### Request
Copy each line below in which the string "Stopp" occurs.

### Data records
┌──

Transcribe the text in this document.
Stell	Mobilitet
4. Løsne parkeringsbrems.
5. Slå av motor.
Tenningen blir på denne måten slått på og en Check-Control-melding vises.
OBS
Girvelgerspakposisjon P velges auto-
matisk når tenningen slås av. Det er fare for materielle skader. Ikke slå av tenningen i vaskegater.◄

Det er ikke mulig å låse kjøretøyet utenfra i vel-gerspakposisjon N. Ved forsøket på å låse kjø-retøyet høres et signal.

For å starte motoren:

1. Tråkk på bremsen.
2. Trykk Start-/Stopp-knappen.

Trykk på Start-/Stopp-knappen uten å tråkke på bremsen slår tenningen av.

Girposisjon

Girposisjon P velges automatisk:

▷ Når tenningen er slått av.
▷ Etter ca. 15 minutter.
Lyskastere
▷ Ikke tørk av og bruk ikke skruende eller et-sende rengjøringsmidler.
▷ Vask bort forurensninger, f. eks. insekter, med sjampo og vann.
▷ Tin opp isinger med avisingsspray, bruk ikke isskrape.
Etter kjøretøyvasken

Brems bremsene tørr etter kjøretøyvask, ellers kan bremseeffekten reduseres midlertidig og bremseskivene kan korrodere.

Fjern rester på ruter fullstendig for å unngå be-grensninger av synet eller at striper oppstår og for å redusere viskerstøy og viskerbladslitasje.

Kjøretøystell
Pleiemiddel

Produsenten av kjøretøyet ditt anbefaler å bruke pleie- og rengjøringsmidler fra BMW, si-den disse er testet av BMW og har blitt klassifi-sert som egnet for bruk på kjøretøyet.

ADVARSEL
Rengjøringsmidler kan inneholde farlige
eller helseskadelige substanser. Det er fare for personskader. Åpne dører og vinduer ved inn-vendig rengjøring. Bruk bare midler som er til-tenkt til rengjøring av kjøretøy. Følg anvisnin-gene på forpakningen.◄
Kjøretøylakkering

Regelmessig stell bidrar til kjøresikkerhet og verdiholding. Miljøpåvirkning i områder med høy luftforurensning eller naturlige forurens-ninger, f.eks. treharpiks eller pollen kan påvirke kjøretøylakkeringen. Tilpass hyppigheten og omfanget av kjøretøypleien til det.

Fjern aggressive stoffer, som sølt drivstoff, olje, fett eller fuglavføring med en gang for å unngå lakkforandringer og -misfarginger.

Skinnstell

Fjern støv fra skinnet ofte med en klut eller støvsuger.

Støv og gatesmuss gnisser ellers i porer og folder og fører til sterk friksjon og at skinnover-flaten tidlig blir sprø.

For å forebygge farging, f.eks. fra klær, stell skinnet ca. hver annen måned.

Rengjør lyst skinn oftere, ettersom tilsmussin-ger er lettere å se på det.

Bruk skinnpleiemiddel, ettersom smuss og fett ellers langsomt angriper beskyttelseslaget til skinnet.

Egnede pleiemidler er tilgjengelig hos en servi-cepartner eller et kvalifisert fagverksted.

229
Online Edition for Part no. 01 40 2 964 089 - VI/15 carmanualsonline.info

└──

### The reply
2. Trykk Start-/Stopp-knappen.
Trykk på Start-/Stopp-knappen uten å tråkke på bremsen slår tenningen av.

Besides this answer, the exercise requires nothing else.